Figure record extracts

-- Start --

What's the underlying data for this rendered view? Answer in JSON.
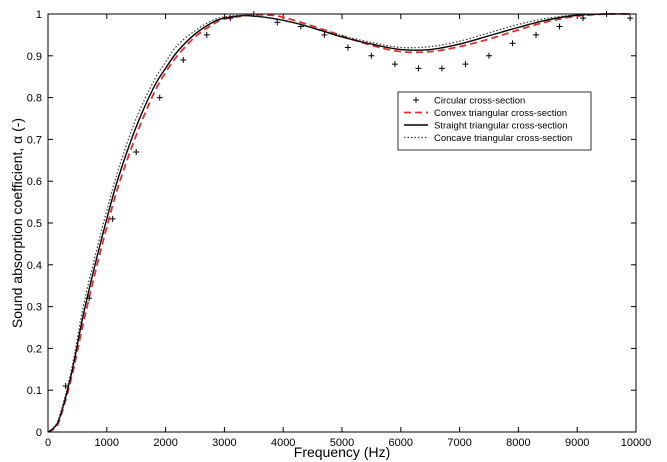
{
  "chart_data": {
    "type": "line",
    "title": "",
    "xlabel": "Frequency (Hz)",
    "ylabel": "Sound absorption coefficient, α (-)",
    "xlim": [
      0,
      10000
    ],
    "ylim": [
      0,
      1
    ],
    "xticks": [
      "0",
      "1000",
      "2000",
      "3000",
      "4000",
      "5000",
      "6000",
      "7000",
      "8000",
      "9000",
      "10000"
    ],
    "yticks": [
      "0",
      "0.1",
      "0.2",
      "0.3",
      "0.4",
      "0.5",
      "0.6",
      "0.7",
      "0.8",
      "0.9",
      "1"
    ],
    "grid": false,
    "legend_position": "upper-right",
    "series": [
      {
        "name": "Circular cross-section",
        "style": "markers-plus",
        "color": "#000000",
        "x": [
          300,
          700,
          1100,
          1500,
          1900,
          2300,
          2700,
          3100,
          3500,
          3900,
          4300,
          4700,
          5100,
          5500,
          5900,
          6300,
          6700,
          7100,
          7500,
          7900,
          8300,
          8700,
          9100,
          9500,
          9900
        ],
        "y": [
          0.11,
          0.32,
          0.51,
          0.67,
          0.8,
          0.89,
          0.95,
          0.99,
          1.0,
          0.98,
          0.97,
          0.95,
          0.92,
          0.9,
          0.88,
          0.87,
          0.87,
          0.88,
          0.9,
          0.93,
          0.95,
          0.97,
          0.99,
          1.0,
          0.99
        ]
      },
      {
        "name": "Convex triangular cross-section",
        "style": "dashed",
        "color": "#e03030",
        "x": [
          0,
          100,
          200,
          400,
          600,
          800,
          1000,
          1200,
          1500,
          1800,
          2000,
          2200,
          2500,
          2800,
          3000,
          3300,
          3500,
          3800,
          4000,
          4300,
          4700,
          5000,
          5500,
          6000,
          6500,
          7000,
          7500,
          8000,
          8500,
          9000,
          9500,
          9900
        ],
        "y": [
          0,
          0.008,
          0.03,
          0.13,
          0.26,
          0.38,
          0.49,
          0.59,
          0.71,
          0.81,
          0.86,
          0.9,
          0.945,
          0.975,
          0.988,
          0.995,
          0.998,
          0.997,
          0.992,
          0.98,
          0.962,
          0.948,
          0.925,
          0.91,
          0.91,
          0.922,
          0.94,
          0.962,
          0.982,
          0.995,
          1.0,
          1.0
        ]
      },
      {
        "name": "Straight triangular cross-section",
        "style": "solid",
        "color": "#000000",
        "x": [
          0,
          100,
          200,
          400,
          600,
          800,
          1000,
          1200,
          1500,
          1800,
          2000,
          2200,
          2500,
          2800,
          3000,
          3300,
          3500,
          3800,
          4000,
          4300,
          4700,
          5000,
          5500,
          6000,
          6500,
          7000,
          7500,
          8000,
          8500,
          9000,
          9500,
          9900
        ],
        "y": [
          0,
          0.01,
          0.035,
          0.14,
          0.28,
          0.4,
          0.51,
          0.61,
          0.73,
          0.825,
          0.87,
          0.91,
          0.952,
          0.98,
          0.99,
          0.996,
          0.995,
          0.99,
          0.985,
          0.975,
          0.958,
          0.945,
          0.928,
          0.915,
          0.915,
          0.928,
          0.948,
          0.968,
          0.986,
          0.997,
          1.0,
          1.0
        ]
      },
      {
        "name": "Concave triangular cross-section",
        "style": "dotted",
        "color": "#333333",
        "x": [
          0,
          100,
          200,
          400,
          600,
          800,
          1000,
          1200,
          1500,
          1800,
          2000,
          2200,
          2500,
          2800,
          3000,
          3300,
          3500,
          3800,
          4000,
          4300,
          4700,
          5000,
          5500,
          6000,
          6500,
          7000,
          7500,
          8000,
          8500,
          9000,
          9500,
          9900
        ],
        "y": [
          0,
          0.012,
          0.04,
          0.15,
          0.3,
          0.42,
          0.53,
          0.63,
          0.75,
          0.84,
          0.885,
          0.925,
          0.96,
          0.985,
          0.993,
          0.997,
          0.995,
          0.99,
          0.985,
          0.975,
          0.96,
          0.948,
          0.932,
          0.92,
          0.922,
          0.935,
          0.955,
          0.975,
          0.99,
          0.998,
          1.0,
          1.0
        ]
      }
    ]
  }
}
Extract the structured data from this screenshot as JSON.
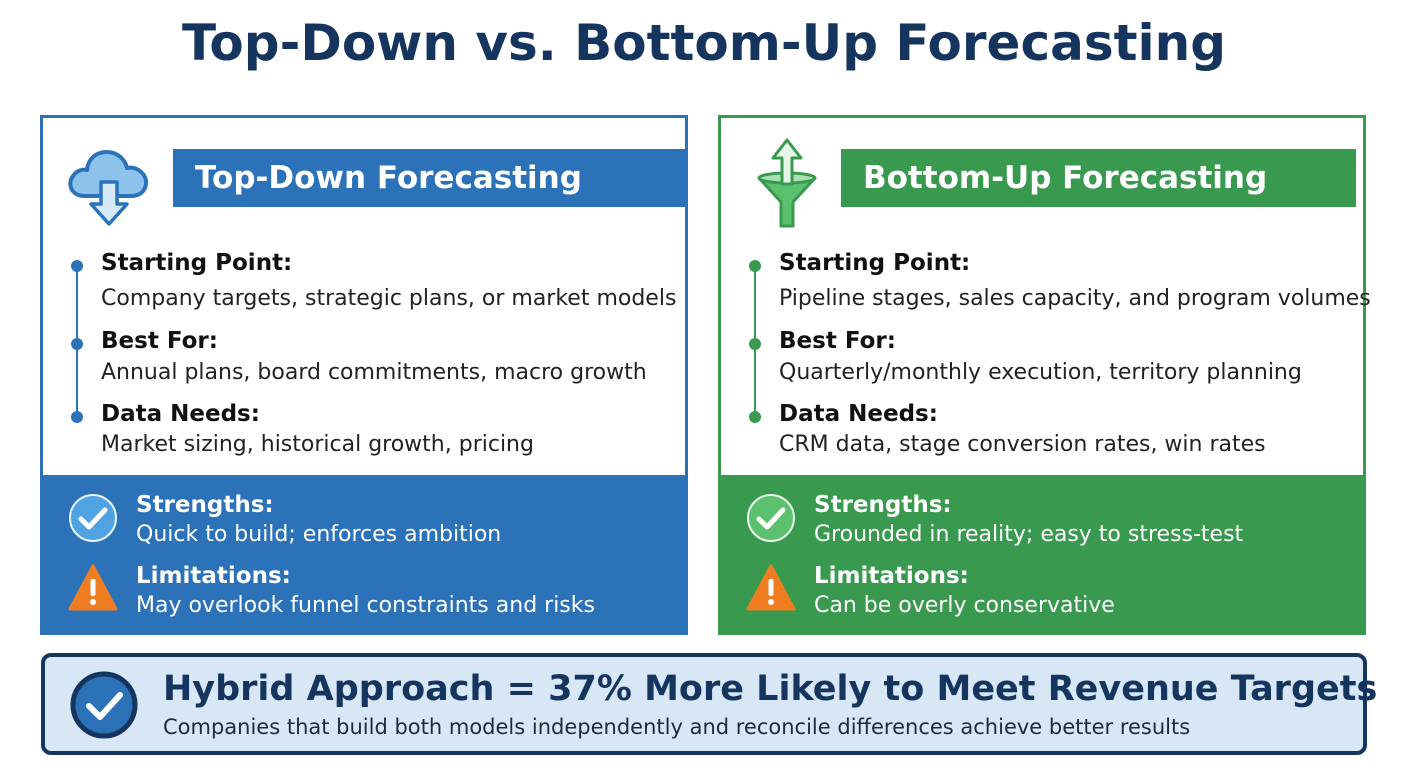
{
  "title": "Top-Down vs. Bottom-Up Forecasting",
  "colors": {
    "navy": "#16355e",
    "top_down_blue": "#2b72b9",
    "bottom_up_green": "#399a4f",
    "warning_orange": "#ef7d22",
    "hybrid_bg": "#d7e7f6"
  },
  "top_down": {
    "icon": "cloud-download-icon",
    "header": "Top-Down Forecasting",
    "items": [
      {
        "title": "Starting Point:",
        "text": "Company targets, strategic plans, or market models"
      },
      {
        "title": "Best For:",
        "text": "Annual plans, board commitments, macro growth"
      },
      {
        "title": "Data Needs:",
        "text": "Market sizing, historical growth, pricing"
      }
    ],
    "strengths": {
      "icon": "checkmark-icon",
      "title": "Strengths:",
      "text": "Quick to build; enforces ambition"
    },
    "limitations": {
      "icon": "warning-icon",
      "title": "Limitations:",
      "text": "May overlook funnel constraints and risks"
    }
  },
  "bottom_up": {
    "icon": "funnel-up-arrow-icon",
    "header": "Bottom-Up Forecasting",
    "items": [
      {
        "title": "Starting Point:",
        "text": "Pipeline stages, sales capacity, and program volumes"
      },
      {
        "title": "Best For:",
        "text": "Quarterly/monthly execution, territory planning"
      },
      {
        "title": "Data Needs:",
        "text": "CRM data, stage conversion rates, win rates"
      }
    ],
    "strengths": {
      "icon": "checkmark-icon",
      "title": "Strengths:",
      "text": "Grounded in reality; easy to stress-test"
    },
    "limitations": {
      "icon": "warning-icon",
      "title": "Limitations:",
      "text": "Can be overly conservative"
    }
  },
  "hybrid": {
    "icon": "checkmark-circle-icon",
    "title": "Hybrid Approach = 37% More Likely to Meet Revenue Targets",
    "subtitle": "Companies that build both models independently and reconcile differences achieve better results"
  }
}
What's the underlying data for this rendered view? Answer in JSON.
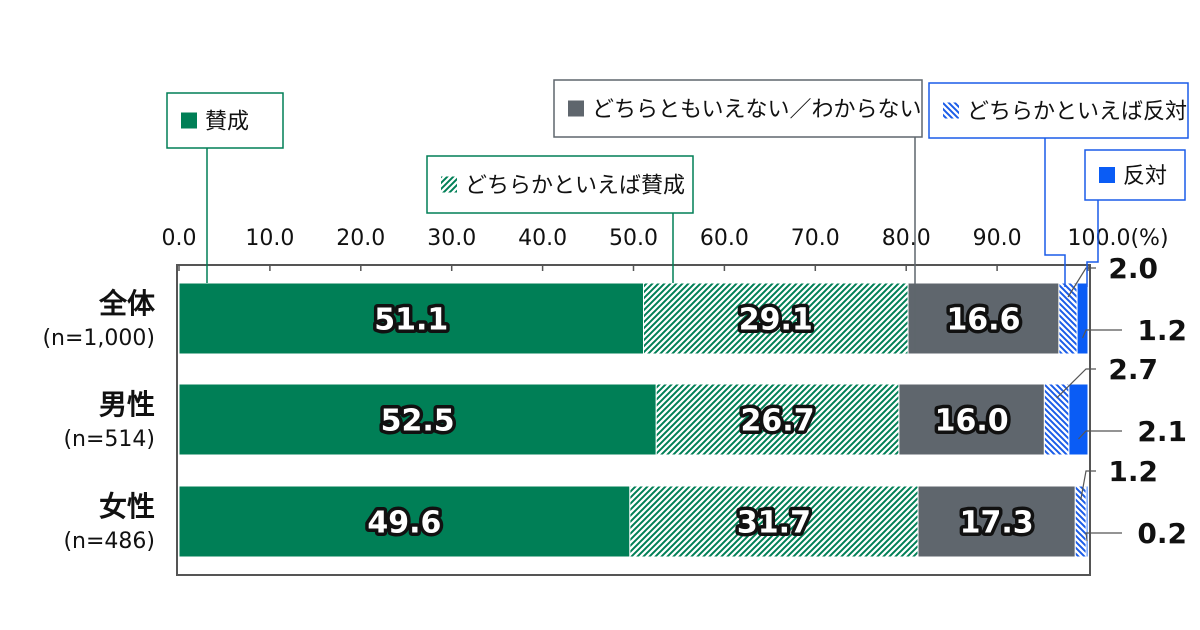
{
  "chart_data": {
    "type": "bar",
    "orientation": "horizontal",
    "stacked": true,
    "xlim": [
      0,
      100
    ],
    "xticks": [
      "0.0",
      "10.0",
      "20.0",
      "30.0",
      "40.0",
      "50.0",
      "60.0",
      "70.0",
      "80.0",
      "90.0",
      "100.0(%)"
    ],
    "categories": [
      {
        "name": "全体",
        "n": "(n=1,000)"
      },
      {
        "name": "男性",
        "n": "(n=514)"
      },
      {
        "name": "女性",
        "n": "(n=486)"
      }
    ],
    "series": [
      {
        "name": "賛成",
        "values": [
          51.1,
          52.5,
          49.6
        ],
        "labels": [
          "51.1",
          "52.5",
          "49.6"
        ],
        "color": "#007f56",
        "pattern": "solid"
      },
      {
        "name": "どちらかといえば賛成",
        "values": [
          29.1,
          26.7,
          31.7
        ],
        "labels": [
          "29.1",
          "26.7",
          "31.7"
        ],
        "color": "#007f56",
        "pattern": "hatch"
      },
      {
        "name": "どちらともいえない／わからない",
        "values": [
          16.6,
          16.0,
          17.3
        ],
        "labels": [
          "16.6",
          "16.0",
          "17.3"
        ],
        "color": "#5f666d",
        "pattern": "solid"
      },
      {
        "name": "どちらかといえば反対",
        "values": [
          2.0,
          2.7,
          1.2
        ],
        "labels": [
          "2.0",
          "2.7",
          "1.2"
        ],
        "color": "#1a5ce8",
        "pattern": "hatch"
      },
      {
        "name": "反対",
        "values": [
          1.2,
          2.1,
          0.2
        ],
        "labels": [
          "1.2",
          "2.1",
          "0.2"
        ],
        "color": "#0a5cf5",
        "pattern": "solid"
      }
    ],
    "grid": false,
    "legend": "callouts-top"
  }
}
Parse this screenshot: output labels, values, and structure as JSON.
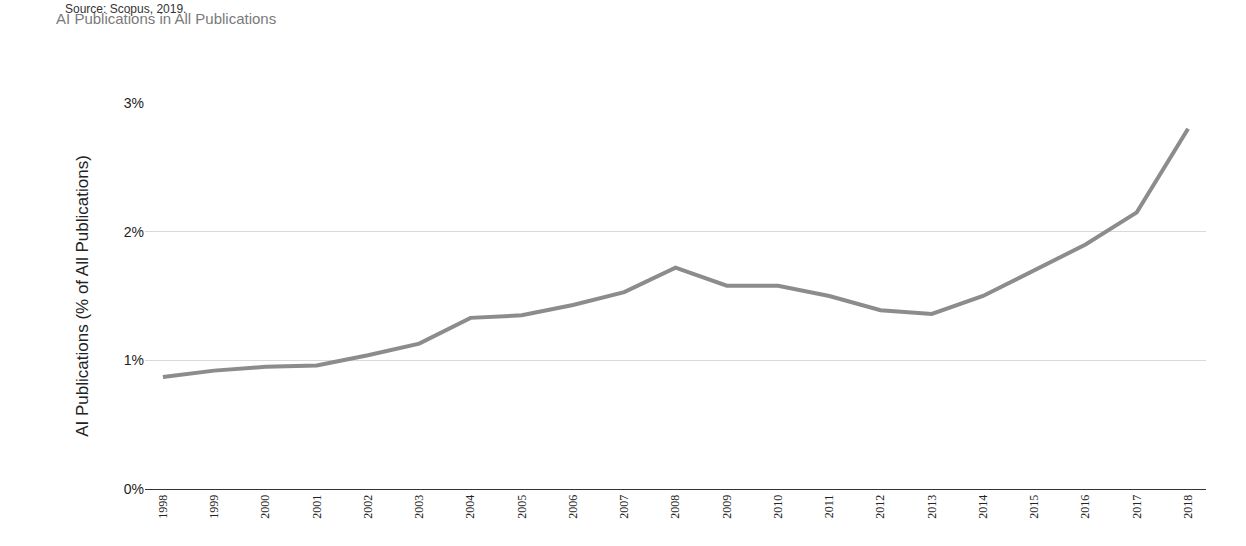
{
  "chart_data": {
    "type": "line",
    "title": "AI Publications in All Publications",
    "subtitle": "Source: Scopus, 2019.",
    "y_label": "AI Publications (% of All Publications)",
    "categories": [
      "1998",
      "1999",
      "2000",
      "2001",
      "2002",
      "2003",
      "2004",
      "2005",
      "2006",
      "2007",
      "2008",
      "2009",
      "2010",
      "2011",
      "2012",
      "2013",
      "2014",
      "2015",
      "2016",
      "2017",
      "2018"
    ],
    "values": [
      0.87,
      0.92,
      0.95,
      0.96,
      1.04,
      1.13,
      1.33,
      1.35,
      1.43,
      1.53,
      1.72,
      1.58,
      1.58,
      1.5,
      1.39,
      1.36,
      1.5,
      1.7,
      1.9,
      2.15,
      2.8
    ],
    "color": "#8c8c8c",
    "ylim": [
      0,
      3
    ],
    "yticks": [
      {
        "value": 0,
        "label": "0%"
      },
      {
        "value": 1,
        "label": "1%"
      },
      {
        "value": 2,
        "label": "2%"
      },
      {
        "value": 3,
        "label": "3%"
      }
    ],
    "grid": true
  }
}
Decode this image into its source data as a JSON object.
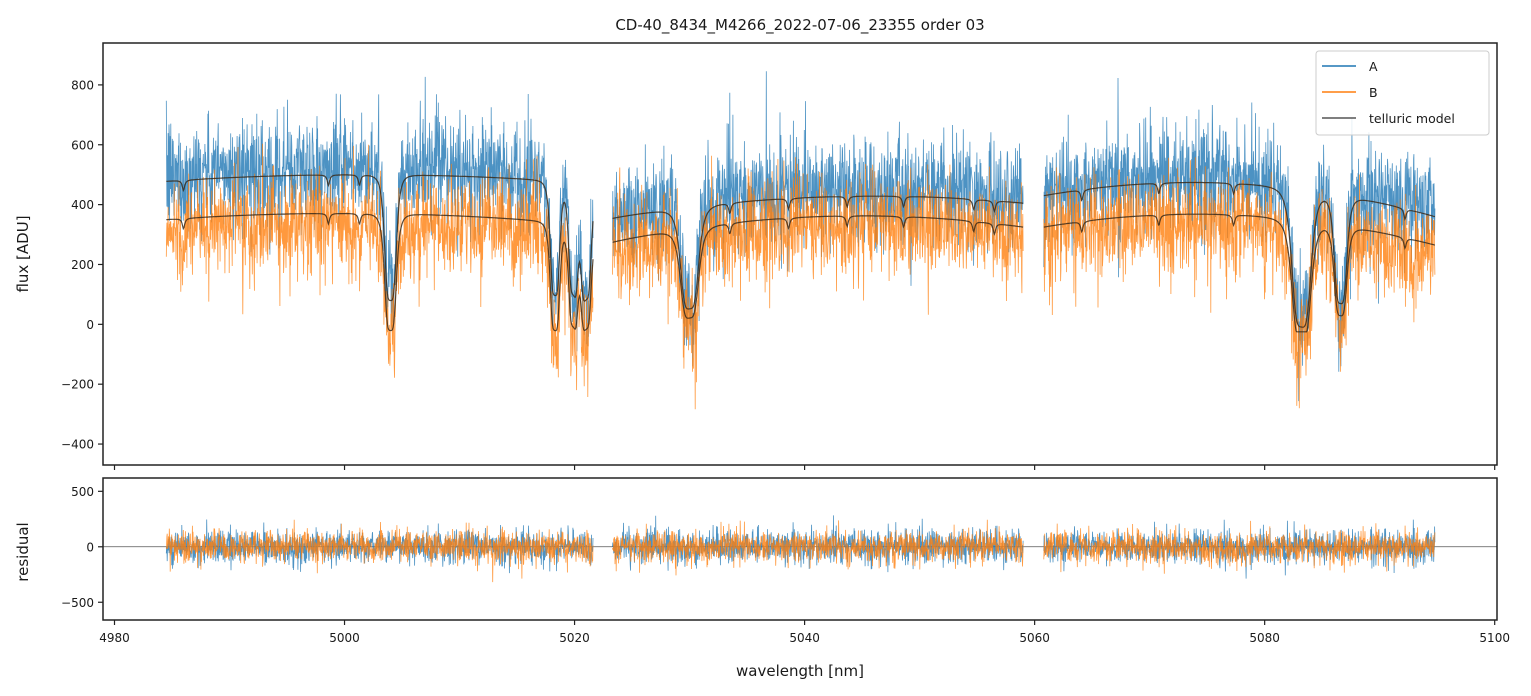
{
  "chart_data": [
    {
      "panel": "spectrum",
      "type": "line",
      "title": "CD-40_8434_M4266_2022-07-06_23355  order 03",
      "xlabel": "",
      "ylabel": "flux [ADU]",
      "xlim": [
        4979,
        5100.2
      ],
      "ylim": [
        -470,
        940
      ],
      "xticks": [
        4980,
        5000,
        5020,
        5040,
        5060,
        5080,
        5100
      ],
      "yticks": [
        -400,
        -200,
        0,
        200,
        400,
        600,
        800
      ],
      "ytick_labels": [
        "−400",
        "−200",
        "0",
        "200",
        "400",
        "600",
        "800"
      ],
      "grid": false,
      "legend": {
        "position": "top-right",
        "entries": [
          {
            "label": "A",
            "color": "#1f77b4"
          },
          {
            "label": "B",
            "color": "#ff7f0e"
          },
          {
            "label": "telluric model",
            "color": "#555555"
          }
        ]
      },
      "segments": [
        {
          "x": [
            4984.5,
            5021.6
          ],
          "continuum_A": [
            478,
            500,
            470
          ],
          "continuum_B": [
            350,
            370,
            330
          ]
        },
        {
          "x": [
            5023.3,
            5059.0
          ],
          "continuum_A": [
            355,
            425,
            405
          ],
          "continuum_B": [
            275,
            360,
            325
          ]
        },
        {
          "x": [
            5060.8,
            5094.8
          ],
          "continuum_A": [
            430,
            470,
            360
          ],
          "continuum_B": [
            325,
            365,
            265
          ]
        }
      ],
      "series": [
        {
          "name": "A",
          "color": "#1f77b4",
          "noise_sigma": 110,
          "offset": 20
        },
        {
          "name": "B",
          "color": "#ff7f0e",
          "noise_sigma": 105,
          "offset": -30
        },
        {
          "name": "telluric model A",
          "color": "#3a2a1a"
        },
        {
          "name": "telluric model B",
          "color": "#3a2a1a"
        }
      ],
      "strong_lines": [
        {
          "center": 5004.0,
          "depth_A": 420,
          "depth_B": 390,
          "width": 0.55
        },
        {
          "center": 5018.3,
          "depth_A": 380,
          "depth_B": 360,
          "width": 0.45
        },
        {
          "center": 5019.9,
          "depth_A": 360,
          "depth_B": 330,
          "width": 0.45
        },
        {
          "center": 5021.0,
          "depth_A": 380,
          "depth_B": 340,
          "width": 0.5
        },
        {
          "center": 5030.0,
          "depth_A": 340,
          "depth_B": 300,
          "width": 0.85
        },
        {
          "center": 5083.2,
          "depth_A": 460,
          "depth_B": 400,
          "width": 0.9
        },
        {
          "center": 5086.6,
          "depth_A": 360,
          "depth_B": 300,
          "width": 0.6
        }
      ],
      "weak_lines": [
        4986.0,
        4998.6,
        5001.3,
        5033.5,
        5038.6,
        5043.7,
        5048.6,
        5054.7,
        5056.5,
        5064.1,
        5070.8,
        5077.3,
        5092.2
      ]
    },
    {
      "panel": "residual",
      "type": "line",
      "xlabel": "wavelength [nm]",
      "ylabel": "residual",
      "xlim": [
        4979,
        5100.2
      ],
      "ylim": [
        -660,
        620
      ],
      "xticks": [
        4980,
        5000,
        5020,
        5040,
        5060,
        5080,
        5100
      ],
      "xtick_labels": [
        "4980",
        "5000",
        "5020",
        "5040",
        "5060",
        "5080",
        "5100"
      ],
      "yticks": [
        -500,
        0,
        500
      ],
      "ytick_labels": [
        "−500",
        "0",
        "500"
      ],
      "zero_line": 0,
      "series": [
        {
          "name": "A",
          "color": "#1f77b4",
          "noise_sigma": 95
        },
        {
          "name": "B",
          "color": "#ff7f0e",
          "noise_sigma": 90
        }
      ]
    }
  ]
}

-- End --

What to work on |
In the listing above, locate each line with "header" and copy it.

Exercise solution |
    "header": "Top-Down Forecasting",
    "header": "Bottom-Up Forecasting",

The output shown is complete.